__Document source__.
/---

Note de lecture par Agnès Adda : 

 

Dominique Zinenberg, Sans nom le ciel, poèmes.

Peintures acryliques et collages de Pierre Zinenberg

(éditions Unicité, février 2021, 102 p., 13 €)

 

 

 

Genre ardu, la poésie ? Sujet rebattu, les migrants ? Peinture pompier, dépassée, obsolète, celle des naufragés de l’Histoire ? Voici un livre qui confirme que poésie et peinture sont encore vivaces et palpitantes, qu’elles sont comme naguère aptes à s’associer pour embrasser généreusement sans démériter les sujets les plus politiques, actuels et médiatiques.

Sans nom le ciel, né d’une collaboration entre Dominique Zinenberg, poète et Pierre Zinenberg, peintre, se place sous le signe de la « fraternité » : fraternité familiale, collaboration entre la sœur et le frère, fraternité créatrice, union des arts poétique et plastique, fraternité humaine et universelle qui nous voit tous fille et fils non de Dame Nature, non d’un dieu unique et Père créateur, ni de la République, mais d’un « ciel sans nom », pour paraphraser le titre splendide de ce livre d’artiste.

Cet ouvrage à deux mains ne se refuse pas à convoquer l’urgence solidaire, notamment par le biais d’un double exergue emprunté à Frères migrants de Patrick Chamoiseau. Les peintures acryliques et collages de Pierre Zinenberg citent fragmentairement les appels des grands romantiques, Géricault, Delacroix, face au naufrage du Radeau de la Méduse, aux Massacres de Scio, ces cris picturaux armés d’expressivité et gorgés de couleurs : même art du mouvement, de la composition, même maîtrise de l’espace hostile, maritime ou terrestre, enneigé, sablonneux contre lequel luttent des silhouettes humaines frêles mais combattives dans l’urgence de survivre.

\---

__Liste des enregistrements__.
/---

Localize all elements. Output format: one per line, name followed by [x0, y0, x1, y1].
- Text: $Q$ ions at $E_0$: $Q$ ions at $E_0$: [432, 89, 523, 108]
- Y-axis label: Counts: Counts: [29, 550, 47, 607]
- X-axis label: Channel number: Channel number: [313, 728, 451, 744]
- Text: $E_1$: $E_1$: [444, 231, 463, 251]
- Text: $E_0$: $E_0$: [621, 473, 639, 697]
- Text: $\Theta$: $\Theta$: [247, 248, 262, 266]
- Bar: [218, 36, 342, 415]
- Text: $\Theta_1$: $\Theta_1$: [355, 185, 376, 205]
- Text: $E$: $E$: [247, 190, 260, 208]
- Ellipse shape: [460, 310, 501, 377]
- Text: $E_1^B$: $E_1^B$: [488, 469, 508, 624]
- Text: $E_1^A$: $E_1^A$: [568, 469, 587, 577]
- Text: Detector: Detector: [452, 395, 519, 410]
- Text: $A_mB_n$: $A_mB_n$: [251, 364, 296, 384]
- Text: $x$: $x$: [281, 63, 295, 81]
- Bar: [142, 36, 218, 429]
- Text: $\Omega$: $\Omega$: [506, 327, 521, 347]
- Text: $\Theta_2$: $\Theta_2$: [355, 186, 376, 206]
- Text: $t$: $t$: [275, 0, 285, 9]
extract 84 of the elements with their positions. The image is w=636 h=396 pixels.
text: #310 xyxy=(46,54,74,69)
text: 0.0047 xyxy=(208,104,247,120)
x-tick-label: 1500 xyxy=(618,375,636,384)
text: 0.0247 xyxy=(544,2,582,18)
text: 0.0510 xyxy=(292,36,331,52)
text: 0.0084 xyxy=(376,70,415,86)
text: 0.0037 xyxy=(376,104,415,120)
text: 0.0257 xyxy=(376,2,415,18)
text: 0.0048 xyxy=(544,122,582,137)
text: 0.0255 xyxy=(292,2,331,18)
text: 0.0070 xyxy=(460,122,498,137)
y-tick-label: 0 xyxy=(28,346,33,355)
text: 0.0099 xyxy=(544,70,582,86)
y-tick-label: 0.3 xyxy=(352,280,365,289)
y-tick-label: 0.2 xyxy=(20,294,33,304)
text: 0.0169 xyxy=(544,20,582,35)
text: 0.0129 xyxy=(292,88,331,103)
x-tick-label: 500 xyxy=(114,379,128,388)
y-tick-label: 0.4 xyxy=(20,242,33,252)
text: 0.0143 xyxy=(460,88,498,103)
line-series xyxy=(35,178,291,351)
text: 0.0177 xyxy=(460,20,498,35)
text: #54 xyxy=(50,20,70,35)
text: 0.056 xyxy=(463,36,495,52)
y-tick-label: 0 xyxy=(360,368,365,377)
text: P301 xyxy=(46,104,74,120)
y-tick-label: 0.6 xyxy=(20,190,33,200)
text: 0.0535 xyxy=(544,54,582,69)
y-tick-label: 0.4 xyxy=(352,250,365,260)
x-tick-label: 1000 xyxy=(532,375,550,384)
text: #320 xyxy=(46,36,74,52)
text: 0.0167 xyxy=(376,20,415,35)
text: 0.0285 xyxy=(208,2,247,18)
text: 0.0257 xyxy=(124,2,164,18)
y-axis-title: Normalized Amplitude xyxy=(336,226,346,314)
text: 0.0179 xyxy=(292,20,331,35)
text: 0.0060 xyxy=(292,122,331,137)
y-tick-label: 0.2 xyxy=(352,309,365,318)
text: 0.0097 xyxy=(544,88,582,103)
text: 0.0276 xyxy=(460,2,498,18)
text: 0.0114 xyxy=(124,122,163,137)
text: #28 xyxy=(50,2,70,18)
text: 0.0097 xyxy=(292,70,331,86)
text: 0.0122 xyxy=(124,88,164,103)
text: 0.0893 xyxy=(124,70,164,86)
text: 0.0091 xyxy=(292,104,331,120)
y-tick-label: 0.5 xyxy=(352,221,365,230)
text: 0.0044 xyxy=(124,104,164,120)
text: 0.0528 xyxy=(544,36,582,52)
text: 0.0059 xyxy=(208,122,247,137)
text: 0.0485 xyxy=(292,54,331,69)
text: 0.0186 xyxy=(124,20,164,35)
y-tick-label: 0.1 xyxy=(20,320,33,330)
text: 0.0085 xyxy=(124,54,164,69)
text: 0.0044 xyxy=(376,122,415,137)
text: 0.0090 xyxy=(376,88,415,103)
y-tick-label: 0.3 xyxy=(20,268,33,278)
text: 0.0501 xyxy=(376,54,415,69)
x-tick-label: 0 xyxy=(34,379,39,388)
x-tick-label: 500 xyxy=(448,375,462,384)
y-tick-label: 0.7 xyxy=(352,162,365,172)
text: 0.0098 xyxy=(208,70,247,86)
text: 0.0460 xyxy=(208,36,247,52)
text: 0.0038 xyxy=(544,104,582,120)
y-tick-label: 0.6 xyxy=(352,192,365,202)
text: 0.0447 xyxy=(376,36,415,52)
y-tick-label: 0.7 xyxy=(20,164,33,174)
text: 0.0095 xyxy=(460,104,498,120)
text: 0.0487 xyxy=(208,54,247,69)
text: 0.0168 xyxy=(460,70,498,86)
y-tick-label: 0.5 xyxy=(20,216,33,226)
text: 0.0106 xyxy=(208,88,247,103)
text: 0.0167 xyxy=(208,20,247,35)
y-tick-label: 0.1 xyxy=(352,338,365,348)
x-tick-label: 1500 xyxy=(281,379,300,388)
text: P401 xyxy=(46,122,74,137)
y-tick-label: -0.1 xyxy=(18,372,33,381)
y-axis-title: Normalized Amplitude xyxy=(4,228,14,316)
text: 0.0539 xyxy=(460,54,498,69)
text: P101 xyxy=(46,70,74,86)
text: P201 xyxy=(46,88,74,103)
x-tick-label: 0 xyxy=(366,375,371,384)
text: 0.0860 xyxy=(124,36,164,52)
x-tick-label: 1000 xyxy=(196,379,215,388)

\---

__Tâche courte 1__.
Recopiez à l'identique les enregistrements en partant de leur toute première ligne et en vous arrêtant après la ligne qui contient « - Text: $\Theta$: $\Theta$: [247, 248, 262, 266] ».
__Tâche courte 2__.
Rédigez la suite de la note de lecture sur Sans nom le ciel en reprenant après sa dernière phrase.
Le texte et les enregistrements ne proviennent pas de la même source.

__Réponse rédigée 1__.
Localize all elements. Output format: one per line, name followed by [x0, y0, x1, y1].
- Text: $Q$ ions at $E_0$: $Q$ ions at $E_0$: [432, 89, 523, 108]
- Y-axis label: Counts: Counts: [29, 550, 47, 607]
- X-axis label: Channel number: Channel number: [313, 728, 451, 744]
- Text: $E_1$: $E_1$: [444, 231, 463, 251]
- Text: $E_0$: $E_0$: [621, 473, 639, 697]
- Text: $\Theta$: $\Theta$: [247, 248, 262, 266]

__Réponse rédigée 2__.
Deux parties. La première constituée de vingt-cinq poèmes rythmés de quinze « illustrations », narre le départ, la marche, les traversées et les exils successifs. Malgré la faim, la soif, l’épuisement, les noyades et les naufrages, le peuple des migrants mutilés, encombrés D’absence continue d’avancer. Le poème XXV maille très judicieusement le passé et le présent. Passé de la fuite originelle, de l’errance, présent de l’élan philanthropique, de l’accueil. Happy end ? Pas si simple. Un présent élargi dénonce d’autres fuites, d’autres errances, d’autres traumatismes et annonce la deuxième partie, Parfum d’hiver : il n’est pas de fin à l’histoire de l’exil. La deuxième partie évoque en huit poèmes et six toiles le sort des sans-abris errant dans la neige, prisonniers de tentes d’infortune et d’un hiver métaphorique de solitude, de mépris. Parfum d’hiver fait le constat d’un départ sans arrivée. Poème 7 : de l’anonymat glacial surgit comme d’une bouche d’ombre un chant déraciné ; il émerge d’entre les parois, les barbelés de la langue, ces langues de partout que l’on traverse comme un bois. Le proscrit prend le relai du poète récitant : J’ai ce rictus de mort sur moi, qui est mon ombre De grands ressacs à radeaux de méduse, Le goût âcre du sel et de l’iode, des algues dans le cou qui hantent encore ma peau Et sont des pieuvres d’épouvante. Dans cette deuxième section, les bleus, ocre jaune, orangés des acryliques (ciel, mer, sable, lumière) font place à un blanc de glace sur fond de teintes sombres et froides.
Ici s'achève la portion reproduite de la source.